> [GIVEN TEXT]
———

Each entry is keyed by the target path — absolute or starting with ~/ — and points at a source file or directory. Relative sources resolve against the directory of the config file that declares the entry, so a global ~/.config/mise/config.toml can manage dotfiles kept next to it, and a project config can ship machine setup from the repo.

To manage one piece of a file something else owns (a line in .zshrc, an entry in /etc/hosts) rather than the whole file, see System Edits.

Modes

ModeBehavior
symlinkSymlink the target to the source. Works for files and directories — a directory source gets one link for the whole directory. This is the default.
symlink-eachSource must be a directory: recreate its directory structure under the target and symlink each file individually, so the target directory (say, ~/.config) can also hold files mise doesn't manage.
copyCopy the source file (or directory, recursively). Use when the target must be a real file — e.g. tools that rewrite their config in place. Directory copies are additive: matching files are overwritten, files mise doesn't manage are left in place.
templateRender the source through the mise template engine and write the result. Permissions are taken from the source file (and repaired if they drift).

———

> [QUESTIONS ON THE MATERIAL]
- a) Answer these questions about the text on mise config entries:
(i) What do relative sources resolve against?
(ii) Which mode is the default?
(iii) In template mode, where are file permissions taken from?
- b) Carry the text on mise config entries and modes forward from its final sentence.
The lines that follow come from a separate source.

———

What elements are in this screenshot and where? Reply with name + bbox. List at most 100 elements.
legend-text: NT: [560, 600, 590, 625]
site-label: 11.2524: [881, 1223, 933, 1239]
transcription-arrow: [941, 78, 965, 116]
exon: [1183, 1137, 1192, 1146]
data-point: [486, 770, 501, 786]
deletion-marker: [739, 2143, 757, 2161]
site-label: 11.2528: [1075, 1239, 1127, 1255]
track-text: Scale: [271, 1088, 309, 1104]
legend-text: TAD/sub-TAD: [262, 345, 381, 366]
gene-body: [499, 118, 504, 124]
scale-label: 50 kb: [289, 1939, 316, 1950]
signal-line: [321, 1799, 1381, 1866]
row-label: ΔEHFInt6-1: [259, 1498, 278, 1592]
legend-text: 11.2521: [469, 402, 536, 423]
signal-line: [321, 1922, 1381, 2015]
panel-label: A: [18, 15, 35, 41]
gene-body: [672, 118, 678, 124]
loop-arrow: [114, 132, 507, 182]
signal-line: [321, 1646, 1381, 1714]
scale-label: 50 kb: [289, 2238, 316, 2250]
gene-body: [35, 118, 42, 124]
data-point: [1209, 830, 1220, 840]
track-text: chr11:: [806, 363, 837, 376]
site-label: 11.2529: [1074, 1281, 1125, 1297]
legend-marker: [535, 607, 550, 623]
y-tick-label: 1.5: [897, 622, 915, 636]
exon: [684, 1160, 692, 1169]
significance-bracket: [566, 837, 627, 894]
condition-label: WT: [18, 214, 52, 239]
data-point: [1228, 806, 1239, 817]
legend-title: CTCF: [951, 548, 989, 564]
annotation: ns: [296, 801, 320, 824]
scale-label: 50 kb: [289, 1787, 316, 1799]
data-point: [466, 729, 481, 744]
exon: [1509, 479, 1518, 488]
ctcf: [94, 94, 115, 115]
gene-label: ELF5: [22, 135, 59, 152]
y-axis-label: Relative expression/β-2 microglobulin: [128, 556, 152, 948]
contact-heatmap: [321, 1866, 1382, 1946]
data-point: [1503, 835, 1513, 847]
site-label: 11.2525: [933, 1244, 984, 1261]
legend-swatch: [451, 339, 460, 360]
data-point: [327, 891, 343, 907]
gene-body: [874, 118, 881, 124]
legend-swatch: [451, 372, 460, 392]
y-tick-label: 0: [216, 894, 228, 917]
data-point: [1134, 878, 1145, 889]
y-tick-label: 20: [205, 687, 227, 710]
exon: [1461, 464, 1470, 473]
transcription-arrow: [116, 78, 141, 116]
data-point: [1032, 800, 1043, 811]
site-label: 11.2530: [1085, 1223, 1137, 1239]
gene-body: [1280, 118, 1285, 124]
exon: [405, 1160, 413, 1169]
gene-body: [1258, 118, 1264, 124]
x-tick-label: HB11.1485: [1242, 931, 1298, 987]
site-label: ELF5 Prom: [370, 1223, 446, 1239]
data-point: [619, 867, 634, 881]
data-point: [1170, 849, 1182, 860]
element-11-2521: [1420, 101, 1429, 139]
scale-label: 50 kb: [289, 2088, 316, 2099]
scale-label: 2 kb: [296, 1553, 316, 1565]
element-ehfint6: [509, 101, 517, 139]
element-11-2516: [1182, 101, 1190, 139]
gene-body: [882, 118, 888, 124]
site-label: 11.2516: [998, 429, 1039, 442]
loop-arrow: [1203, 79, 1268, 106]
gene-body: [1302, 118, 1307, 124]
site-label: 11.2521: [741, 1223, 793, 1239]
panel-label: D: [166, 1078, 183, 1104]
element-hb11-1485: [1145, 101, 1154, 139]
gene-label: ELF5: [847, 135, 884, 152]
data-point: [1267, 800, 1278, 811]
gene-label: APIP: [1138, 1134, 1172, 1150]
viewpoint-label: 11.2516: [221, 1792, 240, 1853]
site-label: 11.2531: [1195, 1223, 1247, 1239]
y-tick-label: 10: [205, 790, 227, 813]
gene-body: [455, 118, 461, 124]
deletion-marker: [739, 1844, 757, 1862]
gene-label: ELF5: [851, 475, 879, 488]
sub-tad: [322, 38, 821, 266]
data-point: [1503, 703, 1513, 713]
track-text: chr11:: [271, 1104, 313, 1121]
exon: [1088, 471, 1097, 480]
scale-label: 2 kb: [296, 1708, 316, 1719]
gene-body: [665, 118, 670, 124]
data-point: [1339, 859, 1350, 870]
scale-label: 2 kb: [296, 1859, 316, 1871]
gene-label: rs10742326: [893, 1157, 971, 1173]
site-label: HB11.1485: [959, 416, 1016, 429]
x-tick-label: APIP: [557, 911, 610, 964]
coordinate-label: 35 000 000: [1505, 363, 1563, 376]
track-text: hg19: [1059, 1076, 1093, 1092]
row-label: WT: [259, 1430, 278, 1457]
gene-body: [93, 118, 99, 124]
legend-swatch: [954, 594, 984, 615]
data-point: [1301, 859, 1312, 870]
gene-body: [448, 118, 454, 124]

———

> [RESULTS FOR THE EXERCISE]
- a)
(i) The directory of the config file that declares the entry.
(ii) The symlink mode.
(iii) From the source file.

- b)
Templates get the same context as other mise templates (env, vars, exec(), etc.), which is the main reason to use them: one source file, per-machine output.

Detecting whether a template's output has drifted requires rendering it, so mise system status (and a real install) evaluates templates — including any exec() calls — from your trusted config, just like [env] templates. --dry-run is the exception: it promises to execute nothing, so it skips template rendering and lists those entries as (if changed).

Semantics

Files follow the same rules as system packages:

  • Declarative and additive — entries merge across the config hierarchy (global → project) as a union of target keys; a more local config overrides an entry for the same target.
  • Manual application only — nothing is written implicitly. Only mise system install (or mise bootstrap) applies files.
  • Idempotent — entries already in their desired state are skipped; re-running is always safe.
  • Unknown modes are ignored with a warning so configs using modes from newer mise versions still parse.

Conflicts

mise refuses to replace existing files it doesn't manage: a real file or directory where a symlink should go, or a directory where a file should go, is an error listing the conflicting paths. Pass mise system install --force to replace them.

Content updates are not conflicts: a copy or template entry overwrites the target file's content without --force — that is the declared intent of those modes. Symlinks are re-pointed freely, since a symlink is never data.

Commands

sh
mise system status            # shows file state: applied/missing/differs
mise system status --missing  # exit 1 if anything is out of sync (CI check)

mise system install           # install packages, then apply files (prompts first)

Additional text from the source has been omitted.